* **Instruction**:
Find all lines in the listing that include the word "Ctrl", then copy them.

[Stored dataset items]
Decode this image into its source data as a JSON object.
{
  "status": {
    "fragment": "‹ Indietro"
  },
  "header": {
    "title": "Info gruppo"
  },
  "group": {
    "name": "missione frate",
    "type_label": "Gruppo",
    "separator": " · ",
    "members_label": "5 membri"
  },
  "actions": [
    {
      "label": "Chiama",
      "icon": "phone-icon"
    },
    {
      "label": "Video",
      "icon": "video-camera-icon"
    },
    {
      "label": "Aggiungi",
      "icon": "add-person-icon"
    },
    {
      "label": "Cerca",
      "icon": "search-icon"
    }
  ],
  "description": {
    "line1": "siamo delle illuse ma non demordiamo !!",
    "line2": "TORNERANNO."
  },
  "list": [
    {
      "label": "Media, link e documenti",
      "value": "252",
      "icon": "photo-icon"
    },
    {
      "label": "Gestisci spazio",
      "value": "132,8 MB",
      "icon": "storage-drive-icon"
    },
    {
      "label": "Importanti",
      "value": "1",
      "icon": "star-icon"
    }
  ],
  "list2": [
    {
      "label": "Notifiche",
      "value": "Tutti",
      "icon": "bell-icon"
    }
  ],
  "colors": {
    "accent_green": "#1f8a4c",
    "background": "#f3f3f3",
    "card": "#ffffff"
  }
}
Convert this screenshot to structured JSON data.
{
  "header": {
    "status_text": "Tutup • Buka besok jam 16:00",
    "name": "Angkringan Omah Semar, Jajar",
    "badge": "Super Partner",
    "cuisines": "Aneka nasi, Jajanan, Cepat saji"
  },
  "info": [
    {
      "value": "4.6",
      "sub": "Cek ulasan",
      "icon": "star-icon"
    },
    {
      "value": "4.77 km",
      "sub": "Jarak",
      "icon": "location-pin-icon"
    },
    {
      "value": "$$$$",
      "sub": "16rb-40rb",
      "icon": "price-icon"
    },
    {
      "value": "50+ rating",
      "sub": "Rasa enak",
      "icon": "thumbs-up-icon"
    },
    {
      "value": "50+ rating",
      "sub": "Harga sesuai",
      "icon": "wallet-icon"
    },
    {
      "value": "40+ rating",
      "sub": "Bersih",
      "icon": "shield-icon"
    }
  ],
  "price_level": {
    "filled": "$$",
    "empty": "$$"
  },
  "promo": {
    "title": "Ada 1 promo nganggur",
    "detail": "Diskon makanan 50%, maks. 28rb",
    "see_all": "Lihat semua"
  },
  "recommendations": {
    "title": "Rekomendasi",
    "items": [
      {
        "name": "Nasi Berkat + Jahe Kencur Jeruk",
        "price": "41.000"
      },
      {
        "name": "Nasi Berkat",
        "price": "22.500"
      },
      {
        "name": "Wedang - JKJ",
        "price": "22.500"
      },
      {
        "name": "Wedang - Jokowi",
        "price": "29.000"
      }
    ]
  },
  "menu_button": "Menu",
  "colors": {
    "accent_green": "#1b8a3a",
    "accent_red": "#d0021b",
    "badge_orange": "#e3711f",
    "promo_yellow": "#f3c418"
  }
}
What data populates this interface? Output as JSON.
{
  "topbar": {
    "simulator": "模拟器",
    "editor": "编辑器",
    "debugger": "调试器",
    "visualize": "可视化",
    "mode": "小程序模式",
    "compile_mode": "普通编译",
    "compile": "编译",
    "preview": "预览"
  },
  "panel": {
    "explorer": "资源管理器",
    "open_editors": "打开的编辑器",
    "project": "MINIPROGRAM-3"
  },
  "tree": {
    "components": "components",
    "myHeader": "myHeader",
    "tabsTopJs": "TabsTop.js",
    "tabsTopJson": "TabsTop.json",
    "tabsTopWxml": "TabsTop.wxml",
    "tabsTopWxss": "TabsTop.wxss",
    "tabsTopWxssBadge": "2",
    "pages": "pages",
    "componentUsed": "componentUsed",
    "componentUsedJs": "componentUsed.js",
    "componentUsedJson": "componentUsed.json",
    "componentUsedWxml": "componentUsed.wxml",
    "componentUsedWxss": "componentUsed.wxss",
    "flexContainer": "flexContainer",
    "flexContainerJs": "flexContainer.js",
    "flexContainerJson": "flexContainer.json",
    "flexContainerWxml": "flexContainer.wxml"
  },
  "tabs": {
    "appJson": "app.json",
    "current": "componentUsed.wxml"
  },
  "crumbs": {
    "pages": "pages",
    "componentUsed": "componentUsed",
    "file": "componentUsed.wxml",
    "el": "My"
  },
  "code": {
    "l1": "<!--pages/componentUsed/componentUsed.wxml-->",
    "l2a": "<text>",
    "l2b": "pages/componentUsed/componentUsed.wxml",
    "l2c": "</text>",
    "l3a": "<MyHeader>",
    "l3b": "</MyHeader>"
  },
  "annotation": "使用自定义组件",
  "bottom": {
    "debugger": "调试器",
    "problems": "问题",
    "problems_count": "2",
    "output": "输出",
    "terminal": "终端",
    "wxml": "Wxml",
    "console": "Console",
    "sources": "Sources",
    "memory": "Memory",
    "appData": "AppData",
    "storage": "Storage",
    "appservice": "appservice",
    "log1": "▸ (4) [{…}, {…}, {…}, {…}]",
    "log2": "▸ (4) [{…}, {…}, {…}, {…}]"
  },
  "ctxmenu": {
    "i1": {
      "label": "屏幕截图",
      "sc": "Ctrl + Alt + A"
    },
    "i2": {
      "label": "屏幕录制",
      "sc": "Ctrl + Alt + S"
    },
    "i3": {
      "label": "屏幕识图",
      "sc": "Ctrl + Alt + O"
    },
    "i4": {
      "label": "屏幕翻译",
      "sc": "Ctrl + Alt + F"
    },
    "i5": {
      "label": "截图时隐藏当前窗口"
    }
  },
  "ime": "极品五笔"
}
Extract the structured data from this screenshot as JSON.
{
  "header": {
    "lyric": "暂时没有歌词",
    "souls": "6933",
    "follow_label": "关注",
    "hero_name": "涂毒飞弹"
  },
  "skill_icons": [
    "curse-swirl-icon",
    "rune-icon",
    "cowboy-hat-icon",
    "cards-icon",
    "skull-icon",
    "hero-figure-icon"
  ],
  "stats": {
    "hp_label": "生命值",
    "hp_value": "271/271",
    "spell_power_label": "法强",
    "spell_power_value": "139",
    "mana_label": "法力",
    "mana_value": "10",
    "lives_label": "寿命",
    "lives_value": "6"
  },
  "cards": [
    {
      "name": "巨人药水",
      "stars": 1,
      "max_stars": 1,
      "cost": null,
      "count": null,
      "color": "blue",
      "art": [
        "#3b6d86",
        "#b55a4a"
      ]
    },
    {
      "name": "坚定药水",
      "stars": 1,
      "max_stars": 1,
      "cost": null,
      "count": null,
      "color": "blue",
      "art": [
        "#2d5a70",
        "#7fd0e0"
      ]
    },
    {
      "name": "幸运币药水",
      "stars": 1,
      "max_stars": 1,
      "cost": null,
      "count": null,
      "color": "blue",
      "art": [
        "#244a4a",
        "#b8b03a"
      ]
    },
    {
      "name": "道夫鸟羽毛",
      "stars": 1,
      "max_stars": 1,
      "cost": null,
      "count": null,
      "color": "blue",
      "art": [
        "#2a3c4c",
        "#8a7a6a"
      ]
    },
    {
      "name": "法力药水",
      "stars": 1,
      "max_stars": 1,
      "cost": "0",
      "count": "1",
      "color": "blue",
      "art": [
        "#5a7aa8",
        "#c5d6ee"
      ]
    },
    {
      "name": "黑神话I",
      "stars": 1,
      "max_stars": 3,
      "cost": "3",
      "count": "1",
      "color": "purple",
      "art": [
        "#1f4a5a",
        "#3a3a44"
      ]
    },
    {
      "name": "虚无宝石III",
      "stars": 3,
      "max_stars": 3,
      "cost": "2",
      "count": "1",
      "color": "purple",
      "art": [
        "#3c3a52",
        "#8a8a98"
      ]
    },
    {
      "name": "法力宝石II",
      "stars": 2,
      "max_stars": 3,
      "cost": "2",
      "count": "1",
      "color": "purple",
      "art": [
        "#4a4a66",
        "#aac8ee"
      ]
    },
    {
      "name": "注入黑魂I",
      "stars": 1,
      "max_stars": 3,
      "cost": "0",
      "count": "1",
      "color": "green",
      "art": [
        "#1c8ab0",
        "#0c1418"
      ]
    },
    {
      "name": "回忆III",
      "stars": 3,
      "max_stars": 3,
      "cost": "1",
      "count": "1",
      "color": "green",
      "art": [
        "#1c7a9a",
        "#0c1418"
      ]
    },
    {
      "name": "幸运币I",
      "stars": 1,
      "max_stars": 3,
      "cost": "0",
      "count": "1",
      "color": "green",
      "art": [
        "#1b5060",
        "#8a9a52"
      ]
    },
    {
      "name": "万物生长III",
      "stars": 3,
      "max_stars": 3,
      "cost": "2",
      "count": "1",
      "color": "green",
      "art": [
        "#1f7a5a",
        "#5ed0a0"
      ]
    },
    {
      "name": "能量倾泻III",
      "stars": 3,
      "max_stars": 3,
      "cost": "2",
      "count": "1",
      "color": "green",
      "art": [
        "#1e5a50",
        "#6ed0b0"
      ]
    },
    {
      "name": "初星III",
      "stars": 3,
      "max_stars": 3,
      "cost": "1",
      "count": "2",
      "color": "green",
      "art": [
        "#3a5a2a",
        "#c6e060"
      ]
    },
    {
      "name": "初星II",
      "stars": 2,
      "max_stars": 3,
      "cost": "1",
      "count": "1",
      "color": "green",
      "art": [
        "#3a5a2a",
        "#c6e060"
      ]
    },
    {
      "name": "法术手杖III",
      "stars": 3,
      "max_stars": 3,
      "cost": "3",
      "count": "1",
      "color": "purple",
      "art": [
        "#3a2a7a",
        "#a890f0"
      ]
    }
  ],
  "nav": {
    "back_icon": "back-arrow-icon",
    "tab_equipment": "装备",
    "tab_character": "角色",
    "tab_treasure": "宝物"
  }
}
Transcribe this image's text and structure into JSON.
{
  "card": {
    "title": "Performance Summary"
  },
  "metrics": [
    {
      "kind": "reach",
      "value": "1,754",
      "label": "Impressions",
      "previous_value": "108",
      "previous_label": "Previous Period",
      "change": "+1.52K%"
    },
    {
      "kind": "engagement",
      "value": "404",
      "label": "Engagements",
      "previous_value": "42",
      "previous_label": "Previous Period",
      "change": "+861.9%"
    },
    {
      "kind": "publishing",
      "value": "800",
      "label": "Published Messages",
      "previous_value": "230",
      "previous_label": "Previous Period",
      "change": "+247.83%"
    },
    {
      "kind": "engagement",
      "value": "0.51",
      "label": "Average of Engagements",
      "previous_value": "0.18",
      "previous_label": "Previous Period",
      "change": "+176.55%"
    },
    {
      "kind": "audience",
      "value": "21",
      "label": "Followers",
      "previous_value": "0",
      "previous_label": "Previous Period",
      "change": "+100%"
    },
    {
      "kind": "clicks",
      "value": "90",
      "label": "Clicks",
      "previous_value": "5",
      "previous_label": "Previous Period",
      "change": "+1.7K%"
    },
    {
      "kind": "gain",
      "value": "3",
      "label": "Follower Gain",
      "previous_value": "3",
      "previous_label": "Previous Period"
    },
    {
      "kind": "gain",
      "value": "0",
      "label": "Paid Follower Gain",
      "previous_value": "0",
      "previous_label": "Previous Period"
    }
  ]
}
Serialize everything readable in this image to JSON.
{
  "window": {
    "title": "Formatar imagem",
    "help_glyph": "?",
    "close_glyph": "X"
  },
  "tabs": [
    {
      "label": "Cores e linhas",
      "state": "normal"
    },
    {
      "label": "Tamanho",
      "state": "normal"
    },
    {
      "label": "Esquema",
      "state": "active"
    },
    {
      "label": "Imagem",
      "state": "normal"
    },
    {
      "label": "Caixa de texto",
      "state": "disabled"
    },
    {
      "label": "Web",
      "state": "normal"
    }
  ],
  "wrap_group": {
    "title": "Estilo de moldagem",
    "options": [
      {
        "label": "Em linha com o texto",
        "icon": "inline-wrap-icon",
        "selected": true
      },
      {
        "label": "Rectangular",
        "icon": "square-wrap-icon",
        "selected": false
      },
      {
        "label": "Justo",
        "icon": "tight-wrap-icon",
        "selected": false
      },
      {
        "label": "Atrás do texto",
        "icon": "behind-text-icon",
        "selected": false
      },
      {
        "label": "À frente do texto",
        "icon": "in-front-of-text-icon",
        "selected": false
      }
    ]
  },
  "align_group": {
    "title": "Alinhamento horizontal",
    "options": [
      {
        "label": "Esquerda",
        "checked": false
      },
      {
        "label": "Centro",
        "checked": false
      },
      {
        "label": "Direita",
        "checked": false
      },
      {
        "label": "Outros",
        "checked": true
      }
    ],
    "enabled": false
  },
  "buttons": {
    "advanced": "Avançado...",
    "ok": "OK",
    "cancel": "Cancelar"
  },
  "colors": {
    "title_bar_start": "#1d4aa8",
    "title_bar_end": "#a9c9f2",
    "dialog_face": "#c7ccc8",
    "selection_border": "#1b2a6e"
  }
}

* **Complete output**:
      "sc": "Ctrl + Alt + A"
      "sc": "Ctrl + Alt + S"
      "sc": "Ctrl + Alt + O"
      "sc": "Ctrl + Alt + F"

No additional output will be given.